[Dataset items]

━━━━━━━━

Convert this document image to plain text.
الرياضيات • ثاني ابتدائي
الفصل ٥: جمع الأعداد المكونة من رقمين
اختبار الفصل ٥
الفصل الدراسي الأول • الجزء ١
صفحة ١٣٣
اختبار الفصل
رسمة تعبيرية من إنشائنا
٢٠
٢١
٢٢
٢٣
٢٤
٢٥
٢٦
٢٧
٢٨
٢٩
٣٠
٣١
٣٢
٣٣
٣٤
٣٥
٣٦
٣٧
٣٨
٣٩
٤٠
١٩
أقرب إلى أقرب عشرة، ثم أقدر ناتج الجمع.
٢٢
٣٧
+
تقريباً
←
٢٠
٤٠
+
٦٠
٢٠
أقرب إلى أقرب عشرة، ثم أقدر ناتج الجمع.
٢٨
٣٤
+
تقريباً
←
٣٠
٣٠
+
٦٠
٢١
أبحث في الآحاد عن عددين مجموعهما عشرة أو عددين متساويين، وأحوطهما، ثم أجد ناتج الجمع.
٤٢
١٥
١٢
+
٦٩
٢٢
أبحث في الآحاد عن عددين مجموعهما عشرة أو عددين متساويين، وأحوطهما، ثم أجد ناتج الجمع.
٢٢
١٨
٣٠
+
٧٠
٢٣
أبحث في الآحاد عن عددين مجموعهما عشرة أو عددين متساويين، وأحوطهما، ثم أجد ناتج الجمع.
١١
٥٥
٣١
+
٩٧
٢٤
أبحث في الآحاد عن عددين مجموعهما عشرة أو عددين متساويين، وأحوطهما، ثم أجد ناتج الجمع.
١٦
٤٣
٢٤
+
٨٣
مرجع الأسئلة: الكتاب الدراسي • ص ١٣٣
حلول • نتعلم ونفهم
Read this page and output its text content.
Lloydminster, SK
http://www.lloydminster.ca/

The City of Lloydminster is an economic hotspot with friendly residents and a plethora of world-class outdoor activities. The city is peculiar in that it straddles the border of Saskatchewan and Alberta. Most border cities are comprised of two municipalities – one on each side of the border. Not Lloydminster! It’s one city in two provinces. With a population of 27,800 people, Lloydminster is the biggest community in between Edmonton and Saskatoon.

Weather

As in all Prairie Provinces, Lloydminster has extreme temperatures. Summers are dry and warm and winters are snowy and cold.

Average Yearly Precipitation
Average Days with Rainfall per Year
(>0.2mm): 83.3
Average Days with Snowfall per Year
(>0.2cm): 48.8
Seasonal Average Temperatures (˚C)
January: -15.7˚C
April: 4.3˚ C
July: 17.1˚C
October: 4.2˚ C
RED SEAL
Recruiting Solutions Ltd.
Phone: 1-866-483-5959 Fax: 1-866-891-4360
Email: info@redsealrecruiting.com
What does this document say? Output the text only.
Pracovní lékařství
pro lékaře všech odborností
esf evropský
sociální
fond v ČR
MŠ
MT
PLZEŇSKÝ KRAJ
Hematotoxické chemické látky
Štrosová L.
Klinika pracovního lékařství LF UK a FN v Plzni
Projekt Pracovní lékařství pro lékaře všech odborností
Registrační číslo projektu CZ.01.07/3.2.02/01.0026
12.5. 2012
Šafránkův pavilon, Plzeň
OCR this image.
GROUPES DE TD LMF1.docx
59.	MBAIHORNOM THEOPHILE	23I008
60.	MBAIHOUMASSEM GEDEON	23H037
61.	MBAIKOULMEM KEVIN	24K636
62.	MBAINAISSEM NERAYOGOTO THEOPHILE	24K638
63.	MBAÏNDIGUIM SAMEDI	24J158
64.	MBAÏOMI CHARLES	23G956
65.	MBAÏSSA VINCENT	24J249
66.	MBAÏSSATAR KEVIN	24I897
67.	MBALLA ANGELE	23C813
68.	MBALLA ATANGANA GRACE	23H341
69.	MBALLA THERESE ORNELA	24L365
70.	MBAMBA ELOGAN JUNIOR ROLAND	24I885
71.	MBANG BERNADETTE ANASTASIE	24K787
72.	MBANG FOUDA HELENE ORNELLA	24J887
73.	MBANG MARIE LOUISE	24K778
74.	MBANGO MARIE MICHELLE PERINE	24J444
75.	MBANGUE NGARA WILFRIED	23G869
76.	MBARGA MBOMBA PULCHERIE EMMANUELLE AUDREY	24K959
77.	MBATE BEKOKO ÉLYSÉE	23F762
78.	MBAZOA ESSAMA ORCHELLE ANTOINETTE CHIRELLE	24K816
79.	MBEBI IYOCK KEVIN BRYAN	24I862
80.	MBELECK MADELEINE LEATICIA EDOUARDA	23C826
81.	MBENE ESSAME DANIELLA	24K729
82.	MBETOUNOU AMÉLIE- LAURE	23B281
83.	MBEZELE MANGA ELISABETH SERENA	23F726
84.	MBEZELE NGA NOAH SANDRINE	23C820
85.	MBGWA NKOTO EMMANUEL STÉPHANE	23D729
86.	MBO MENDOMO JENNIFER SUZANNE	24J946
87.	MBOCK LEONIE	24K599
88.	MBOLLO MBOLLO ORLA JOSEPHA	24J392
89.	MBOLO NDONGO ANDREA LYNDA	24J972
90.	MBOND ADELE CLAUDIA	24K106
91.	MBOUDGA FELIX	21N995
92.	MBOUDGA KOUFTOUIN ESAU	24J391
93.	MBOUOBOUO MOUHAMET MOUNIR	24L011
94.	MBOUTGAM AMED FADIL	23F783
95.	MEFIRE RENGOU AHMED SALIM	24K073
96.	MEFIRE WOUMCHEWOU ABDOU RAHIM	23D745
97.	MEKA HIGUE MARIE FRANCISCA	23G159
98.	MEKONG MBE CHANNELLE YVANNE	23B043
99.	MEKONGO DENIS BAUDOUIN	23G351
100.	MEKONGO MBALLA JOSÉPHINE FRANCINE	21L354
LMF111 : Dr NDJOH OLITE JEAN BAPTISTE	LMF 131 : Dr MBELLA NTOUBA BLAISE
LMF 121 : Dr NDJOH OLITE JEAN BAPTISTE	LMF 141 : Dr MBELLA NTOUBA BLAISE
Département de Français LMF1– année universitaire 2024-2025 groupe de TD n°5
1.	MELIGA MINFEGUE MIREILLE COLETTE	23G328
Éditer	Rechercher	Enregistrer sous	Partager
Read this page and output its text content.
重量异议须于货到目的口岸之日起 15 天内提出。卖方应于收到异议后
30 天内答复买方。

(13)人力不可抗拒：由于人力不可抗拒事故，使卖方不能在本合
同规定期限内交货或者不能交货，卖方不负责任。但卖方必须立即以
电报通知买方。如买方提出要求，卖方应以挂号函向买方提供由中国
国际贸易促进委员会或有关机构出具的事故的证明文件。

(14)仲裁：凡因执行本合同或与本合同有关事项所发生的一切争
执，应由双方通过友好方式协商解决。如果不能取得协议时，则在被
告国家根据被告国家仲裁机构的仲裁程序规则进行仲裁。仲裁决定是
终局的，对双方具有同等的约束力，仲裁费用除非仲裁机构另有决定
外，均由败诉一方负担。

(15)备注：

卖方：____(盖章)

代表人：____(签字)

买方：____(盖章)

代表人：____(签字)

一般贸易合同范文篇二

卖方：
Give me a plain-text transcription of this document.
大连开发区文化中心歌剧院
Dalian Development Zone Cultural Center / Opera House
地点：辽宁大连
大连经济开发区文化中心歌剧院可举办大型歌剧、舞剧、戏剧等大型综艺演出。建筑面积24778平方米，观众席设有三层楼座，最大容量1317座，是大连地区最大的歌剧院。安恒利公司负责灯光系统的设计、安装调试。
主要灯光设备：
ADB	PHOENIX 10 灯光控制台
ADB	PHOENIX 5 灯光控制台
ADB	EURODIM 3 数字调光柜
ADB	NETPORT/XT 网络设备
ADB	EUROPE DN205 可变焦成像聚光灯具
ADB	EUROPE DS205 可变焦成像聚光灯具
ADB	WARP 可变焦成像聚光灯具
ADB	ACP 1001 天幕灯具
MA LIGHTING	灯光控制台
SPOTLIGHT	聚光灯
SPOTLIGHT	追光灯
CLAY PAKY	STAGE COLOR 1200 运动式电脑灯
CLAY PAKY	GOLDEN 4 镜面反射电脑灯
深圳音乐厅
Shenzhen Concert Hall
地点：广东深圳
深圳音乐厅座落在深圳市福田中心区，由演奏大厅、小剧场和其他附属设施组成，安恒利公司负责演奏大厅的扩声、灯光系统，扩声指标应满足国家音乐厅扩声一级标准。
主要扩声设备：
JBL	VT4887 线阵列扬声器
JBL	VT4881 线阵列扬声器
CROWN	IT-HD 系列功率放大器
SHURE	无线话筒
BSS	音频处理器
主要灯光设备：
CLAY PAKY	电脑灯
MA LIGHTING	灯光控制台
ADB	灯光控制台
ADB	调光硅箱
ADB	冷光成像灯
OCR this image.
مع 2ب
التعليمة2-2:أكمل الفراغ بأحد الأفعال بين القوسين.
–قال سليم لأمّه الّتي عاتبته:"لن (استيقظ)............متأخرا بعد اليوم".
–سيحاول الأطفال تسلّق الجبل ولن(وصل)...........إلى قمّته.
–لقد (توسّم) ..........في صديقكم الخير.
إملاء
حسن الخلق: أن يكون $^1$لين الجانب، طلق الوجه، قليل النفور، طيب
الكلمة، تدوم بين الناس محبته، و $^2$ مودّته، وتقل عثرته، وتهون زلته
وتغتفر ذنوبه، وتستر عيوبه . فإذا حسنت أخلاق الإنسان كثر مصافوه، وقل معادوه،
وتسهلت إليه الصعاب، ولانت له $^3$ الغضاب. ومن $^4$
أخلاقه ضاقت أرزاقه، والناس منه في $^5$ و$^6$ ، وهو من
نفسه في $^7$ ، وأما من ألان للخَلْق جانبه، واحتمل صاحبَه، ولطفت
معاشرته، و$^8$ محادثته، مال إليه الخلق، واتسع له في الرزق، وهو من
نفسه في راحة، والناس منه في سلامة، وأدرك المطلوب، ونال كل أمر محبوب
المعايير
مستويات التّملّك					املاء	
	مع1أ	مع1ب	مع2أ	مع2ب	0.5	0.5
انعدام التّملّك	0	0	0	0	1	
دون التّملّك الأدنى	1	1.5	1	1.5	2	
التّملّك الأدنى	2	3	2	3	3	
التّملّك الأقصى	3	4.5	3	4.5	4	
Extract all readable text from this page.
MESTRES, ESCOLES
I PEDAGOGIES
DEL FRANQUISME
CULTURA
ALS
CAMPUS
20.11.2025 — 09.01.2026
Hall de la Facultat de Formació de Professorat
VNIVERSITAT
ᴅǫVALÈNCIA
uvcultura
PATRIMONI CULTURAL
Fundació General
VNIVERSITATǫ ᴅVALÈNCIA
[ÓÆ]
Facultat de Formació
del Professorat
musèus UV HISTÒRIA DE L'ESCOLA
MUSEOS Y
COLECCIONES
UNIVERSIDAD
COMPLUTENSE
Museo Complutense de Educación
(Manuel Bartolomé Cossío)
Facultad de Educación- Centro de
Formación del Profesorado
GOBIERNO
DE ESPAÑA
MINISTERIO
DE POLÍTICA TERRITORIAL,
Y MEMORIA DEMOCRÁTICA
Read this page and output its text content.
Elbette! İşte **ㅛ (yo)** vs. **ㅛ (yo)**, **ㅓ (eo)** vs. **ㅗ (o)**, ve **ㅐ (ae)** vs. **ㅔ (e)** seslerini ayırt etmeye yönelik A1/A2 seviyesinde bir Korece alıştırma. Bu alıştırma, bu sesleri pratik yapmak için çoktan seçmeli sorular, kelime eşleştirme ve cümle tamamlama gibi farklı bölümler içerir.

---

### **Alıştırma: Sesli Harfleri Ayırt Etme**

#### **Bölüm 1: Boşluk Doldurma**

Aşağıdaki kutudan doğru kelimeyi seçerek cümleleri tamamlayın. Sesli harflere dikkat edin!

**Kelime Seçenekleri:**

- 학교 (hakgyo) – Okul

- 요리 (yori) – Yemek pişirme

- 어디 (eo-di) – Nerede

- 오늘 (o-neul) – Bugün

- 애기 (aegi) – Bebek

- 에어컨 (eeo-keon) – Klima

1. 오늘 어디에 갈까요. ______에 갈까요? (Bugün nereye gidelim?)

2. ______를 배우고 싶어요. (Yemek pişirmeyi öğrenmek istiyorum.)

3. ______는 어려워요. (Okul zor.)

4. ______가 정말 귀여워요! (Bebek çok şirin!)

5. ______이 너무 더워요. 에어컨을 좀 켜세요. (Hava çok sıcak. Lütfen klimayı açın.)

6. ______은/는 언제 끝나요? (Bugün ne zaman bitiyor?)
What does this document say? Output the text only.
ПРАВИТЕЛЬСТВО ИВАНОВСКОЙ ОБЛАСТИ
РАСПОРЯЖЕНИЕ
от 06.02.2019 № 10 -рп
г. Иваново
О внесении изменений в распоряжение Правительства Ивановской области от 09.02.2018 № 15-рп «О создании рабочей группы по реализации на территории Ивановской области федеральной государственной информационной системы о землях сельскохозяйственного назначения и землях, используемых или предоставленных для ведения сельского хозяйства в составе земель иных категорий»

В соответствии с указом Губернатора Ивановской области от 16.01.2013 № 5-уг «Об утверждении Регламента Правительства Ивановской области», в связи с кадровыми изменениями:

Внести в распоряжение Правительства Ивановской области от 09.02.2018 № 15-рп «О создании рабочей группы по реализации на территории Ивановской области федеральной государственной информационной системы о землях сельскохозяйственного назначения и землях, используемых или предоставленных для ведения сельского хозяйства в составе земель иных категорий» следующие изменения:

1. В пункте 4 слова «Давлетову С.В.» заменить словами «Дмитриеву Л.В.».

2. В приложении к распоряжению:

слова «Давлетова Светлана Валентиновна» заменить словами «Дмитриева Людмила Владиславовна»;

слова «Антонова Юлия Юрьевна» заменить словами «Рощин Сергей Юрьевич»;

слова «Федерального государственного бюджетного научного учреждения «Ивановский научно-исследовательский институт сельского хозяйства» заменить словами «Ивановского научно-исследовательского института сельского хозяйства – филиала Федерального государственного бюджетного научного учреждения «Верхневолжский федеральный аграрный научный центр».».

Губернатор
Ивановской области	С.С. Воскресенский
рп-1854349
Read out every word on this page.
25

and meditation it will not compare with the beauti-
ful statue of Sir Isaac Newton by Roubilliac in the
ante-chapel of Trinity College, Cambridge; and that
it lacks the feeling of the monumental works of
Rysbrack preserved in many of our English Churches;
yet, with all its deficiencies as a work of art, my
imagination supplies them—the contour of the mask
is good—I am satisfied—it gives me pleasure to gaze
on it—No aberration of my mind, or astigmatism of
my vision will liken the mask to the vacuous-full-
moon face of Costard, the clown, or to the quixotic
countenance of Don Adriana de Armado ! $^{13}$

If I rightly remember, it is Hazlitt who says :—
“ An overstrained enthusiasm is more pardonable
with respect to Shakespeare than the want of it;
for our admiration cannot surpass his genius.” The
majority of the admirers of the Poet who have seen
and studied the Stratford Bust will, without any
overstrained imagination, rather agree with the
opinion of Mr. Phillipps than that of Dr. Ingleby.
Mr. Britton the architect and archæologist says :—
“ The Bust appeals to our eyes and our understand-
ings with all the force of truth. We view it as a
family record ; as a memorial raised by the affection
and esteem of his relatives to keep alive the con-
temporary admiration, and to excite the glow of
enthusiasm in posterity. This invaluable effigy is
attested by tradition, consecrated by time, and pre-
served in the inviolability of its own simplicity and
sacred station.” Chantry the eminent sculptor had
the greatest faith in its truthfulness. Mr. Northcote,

━━━━━━━━

Using the listing above, list every line in which the string "Hall" occurs.

Shenzhen Concert Hall
Hall de la Facultat de Formació de Professorat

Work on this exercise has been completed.